**Deine Aufgaben**
A) Schreib aus dem Bericht über den Angriff auf den Syrer den Teil zwischen „Der 26-Jährige stamme“ und „des Tages entschieden.“ ab, beide Stellen eingeschlossen.
B) Schreib den Bericht über den Angriff auf den Syrer im Anschluss an seinen letzten Satz weiter.

━━━ Textauszug

Der 26-Jährige stamme aus dem Raum Wismar und sei wegen allgemeiner
Gewaltdelikte polizeibekannt, sagte eine Sprecherin der Schweriner
Staatsanwaltschaft der taz. Ob ein Haftbefehl für Untersuchungshaft
beantragt werden soll, werde im Laufe des Tages entschieden.
Insgesamt drei Täter hatten den 20-jährigen Syrer nach Polizeiangaben mit
einer Eisenkette zusammengeschlagen und verletzt. Innenminister Lorenz
Caffier (CDU) kündigte die Einrichtung einer Sonderkommission der Polizei
an. „Sollte sich tatsächlich ein rechtsextremistischer Hintergrund dieser
feigen Tat bestätigen, macht mich das umso fassungsloser“, sagte Caffier.

━━━━━━
━━━ Erfasste Daten

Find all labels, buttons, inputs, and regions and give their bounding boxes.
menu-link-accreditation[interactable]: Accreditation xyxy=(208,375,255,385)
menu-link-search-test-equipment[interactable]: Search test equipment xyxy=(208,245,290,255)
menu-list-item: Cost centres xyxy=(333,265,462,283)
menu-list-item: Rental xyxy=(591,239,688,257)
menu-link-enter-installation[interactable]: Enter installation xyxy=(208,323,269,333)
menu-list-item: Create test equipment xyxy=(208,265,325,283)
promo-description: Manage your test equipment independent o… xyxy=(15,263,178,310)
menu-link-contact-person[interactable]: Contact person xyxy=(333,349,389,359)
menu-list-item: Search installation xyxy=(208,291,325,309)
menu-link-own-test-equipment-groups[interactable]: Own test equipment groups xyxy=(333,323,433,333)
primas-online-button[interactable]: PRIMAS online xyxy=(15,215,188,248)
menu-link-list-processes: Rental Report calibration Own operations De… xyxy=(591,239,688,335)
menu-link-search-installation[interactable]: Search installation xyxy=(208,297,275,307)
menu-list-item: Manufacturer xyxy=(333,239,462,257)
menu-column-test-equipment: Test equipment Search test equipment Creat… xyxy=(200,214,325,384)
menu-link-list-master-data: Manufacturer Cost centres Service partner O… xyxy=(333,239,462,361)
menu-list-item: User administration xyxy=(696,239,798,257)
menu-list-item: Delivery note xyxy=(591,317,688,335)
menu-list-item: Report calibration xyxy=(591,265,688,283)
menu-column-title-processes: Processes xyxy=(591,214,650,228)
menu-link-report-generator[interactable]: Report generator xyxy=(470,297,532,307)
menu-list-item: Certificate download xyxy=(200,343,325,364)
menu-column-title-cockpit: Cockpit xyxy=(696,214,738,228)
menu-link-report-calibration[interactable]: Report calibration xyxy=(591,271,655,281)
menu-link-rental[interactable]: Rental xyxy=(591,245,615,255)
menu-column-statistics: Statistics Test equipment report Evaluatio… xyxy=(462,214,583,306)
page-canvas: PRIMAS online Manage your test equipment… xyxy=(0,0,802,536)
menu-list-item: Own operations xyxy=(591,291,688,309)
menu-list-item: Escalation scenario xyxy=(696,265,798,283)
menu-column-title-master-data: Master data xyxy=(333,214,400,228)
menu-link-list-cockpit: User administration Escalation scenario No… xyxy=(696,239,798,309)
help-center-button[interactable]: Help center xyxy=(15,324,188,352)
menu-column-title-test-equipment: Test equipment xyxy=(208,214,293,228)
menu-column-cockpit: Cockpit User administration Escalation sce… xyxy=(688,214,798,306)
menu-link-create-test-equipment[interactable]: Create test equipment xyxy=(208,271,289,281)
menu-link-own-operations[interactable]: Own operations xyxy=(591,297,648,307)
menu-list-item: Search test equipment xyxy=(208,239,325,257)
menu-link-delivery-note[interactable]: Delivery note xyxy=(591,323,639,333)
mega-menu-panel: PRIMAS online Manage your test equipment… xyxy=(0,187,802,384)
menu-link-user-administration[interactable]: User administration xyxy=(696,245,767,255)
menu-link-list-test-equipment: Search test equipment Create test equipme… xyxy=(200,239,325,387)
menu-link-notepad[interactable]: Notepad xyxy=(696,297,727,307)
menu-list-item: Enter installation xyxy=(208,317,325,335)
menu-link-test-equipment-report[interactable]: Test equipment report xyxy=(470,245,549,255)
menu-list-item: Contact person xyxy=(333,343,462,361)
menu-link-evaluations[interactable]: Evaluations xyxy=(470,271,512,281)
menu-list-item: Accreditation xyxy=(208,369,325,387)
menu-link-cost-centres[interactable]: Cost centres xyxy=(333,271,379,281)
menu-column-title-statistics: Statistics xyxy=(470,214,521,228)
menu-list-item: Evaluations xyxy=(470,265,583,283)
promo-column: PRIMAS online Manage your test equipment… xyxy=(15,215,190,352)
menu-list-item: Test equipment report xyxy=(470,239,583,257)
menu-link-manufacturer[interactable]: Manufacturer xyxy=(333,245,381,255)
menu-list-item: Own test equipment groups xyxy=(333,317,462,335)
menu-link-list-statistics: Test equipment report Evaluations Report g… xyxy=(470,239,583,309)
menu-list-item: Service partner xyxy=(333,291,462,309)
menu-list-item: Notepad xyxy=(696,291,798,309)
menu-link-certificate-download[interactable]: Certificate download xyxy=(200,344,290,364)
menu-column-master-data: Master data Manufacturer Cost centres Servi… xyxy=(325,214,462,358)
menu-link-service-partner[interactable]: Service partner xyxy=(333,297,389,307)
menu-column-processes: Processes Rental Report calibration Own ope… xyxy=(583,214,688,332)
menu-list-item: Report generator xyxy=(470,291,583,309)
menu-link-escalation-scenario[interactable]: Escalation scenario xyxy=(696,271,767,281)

━━━━━━

**Die Antworten**
A)
Der 26-Jährige stamme aus dem Raum Wismar und sei wegen allgemeiner
Gewaltdelikte polizeibekannt, sagte eine Sprecherin der Schweriner
Staatsanwaltschaft der taz. Ob ein Haftbefehl für Untersuchungshaft
beantragt werden soll, werde im Laufe des Tages entschieden.

B)
Bei dem Angriff sollen die Täter brutal vorgegangen sein: Der junge Mann
sei allein auf dem Heimweg gewesen, als er von den Männern in einer
Parkanlage erst rassistisch beleidigt und dann geschlagen wurde, heißt es
nach Polizeiangaben. Zu zweit hätten sie zunächst auf ihn eingeprügelt,
bevor der dritte mit der Eisenkette auf ihn einschlug. Als ihr Opfer zu
Boden ging, sollen sie weiter auf ihn eingetreten haben. Sie brachen dem
Geflüchteten laut Polizei die Nase, er erlitt Hämatome im Gesicht und auf
dem Oberkörper. Die Polizei sucht Zeugen, die den Angriff beobachtet haben.
Wismars Bürgermeister Thomas Beyer (SPD) zeigte sich entsetzt. Die Tat sei
Ausdruck der „Pogromstimmung“ in Deutschland, sagte er dem NDR. Allerdings
sei dies in der Hansestadt nicht der Alltag. Es gebe eine aktive
Stadtgesellschaft, die mit friedlichen Mitteln dagegen halte. So hätten
sich am vergangenen Montag etwa 70 Menschen einer Mahnwache der AfD
entgegengestellt.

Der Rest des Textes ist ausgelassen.